WHAT NEEDS TO BE DONE: Only the lines holding the string "text" are needed. Copy each one.
___ DATA EXTRACT
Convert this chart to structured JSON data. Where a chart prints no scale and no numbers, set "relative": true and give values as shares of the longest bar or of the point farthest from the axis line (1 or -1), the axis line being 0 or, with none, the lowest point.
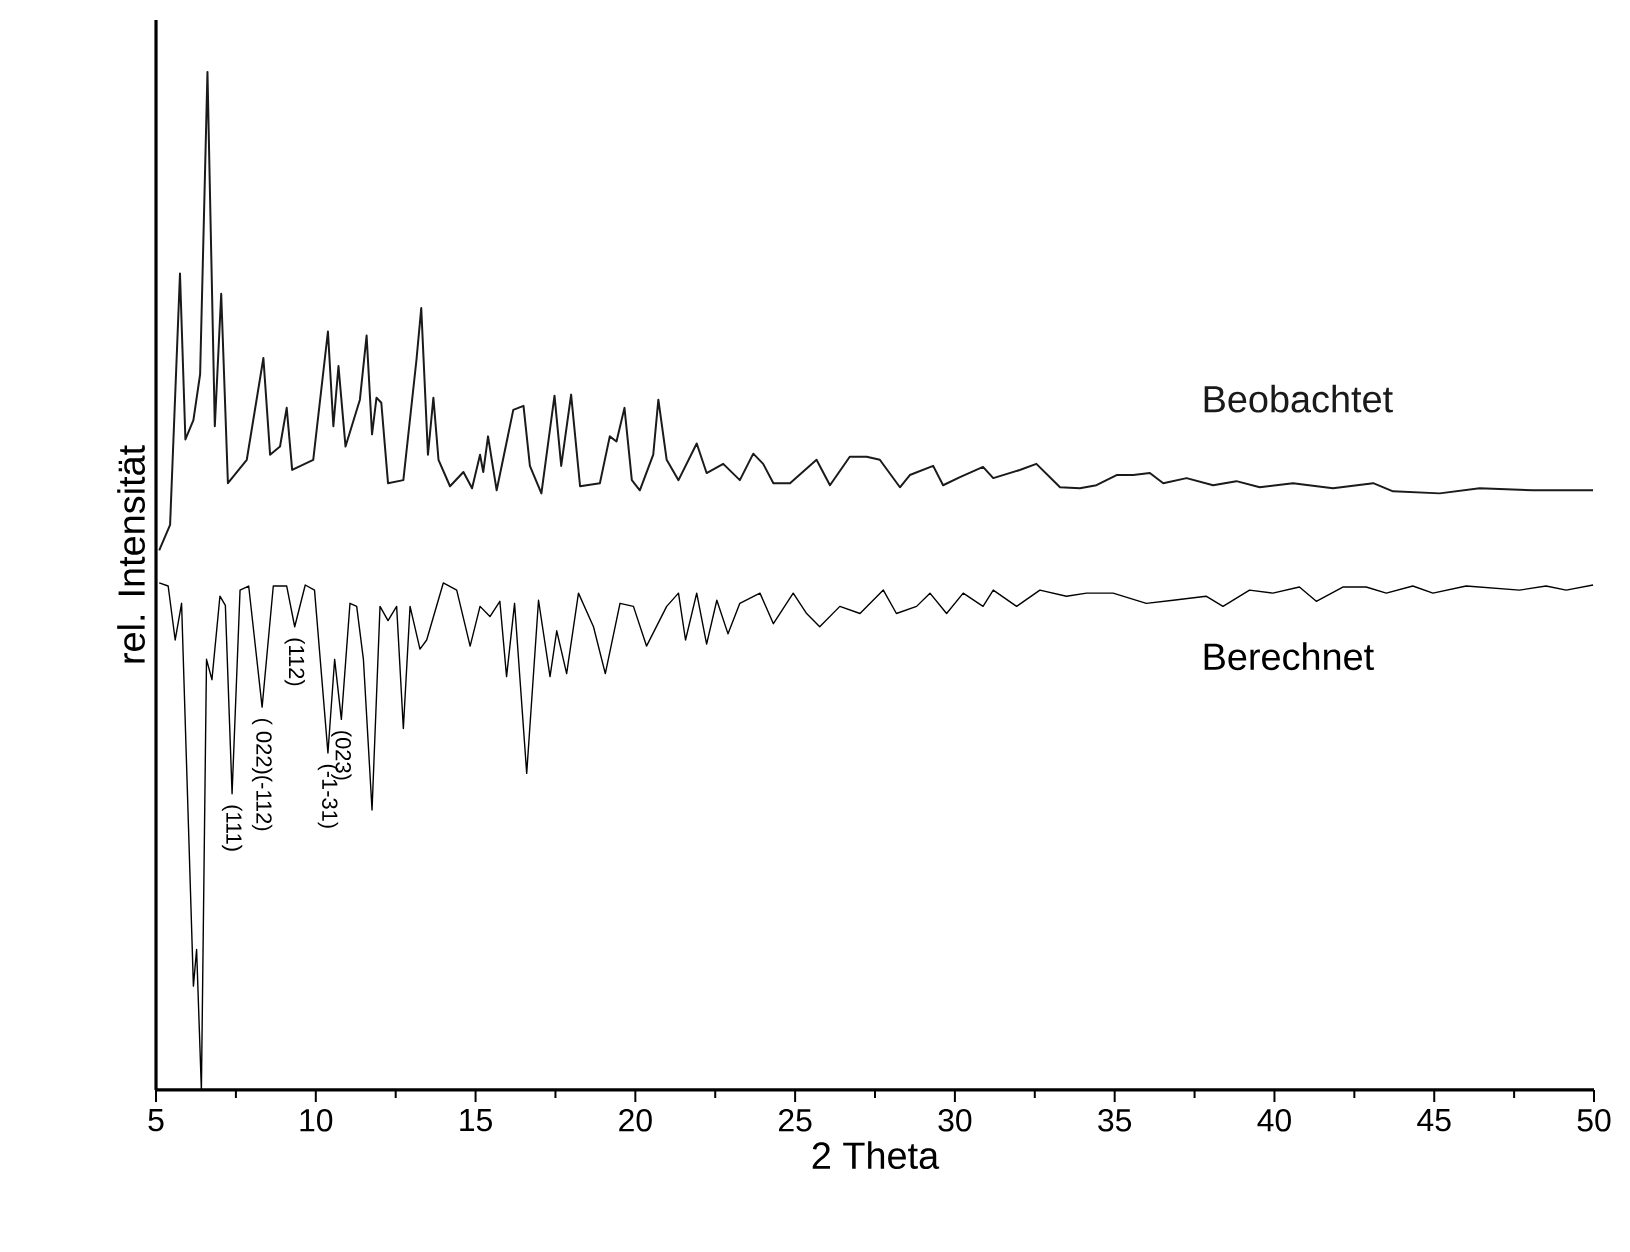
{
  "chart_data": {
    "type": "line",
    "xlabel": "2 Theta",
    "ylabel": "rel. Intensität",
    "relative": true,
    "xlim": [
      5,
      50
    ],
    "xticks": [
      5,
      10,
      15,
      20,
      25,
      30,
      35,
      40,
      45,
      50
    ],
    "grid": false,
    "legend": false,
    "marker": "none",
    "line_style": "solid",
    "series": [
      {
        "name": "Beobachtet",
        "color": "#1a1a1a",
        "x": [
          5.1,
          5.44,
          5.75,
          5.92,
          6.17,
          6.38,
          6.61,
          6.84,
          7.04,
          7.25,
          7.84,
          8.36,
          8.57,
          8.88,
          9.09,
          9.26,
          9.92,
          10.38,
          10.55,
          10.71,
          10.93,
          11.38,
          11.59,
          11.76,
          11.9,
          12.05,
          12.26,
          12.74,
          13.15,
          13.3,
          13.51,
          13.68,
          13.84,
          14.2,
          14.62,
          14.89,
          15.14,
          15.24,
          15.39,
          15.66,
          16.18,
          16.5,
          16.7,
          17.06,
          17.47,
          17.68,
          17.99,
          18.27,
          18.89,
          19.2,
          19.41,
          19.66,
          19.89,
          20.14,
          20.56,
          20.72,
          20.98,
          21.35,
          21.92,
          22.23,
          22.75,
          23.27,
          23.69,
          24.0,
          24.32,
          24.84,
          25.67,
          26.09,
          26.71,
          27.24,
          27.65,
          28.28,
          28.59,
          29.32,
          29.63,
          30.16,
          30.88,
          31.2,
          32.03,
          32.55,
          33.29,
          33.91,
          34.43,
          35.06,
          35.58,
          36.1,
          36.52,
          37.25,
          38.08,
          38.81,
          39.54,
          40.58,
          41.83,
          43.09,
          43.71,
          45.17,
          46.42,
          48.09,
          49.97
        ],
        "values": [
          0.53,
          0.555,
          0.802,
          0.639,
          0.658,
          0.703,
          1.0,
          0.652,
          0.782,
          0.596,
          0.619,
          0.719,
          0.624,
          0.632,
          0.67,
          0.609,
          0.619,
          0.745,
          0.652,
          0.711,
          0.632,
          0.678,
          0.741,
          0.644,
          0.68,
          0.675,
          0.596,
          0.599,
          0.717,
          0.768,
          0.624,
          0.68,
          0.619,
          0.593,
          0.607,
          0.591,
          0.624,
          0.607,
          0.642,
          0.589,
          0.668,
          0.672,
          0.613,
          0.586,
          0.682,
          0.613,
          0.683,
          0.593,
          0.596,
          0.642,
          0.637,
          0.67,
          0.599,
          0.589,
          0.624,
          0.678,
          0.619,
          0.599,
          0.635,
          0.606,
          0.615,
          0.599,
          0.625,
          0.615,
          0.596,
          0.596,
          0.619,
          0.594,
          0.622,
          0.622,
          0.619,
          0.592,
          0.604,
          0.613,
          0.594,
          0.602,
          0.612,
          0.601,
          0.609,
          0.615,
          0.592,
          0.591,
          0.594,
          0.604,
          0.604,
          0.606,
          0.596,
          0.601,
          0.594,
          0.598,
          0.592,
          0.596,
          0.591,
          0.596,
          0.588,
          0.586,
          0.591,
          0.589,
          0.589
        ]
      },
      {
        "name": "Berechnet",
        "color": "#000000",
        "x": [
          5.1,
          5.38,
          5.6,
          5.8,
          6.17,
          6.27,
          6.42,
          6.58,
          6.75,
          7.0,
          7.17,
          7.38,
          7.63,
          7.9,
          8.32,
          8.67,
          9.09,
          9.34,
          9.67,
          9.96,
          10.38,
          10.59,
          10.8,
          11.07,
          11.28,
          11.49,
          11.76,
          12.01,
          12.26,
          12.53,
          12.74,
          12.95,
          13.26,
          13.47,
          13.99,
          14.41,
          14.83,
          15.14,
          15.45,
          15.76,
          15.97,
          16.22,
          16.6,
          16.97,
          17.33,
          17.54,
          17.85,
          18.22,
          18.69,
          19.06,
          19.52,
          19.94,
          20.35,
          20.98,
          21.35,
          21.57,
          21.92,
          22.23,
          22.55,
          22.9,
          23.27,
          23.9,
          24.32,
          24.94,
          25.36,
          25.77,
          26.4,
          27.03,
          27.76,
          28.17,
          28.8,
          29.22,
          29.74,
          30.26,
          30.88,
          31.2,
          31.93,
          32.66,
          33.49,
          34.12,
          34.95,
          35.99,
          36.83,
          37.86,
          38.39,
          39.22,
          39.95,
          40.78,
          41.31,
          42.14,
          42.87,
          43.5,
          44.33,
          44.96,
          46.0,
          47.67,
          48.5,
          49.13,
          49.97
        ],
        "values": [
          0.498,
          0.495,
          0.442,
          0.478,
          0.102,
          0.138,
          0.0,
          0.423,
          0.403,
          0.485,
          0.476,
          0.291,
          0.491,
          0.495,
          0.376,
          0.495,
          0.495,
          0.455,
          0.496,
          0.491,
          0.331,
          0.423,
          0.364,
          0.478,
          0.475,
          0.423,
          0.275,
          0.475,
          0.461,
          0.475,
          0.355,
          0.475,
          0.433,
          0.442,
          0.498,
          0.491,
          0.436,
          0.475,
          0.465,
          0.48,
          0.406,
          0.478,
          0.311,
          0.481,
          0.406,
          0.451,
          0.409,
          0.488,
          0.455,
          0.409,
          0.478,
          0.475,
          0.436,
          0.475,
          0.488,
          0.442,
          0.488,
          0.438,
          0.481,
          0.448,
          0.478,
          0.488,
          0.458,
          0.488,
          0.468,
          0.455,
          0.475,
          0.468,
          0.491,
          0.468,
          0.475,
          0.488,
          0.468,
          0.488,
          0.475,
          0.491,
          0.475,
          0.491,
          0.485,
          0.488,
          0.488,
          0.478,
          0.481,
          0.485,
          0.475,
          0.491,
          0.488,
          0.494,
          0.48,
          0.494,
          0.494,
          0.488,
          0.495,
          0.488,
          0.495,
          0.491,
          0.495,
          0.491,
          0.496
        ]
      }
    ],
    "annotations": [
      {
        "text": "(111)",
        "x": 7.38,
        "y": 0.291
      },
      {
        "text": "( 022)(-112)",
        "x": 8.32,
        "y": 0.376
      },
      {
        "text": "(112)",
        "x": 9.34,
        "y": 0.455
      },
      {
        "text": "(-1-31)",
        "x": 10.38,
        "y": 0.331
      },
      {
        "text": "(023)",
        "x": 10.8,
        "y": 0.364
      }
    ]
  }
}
______
___ DATA EXTRACT
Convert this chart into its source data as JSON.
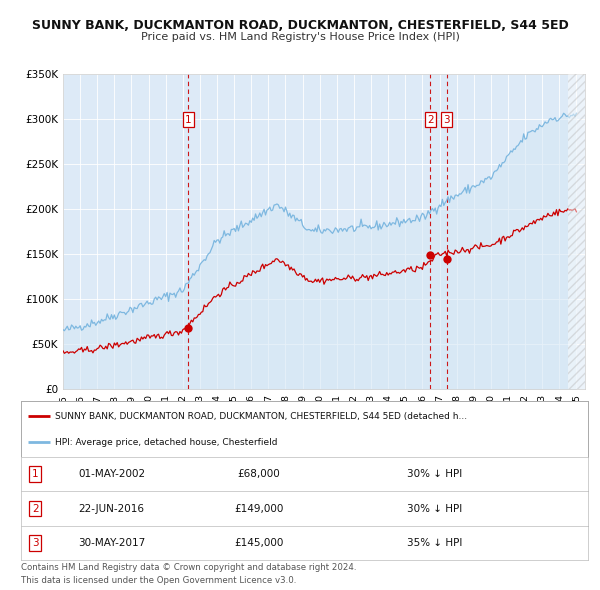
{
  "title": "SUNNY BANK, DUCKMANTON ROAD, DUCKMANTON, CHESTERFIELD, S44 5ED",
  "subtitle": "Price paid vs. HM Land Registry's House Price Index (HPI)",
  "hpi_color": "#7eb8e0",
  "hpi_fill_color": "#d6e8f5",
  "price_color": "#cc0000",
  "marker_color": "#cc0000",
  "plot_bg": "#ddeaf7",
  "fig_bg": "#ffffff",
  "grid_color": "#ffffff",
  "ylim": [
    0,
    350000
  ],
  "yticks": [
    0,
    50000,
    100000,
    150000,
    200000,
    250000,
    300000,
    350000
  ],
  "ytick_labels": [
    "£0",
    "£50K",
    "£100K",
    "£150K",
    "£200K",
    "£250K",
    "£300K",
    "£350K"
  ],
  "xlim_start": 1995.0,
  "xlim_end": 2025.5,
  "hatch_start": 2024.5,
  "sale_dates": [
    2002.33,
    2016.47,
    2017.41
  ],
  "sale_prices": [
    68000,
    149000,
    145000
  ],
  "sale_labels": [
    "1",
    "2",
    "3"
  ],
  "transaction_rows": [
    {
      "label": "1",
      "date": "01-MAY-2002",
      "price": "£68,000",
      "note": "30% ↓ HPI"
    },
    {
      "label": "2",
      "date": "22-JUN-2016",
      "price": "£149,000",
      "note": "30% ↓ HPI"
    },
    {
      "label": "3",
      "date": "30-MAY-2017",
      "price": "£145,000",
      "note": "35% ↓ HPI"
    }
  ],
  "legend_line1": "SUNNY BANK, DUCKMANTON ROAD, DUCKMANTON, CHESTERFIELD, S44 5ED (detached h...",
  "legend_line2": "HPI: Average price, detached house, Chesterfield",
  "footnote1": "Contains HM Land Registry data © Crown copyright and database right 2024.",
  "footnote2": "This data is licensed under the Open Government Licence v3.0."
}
______
REPLY:
        "text": "(111)",
        "text": "( 022)(-112)",
        "text": "(112)",
        "text": "(-1-31)",
        "text": "(023)",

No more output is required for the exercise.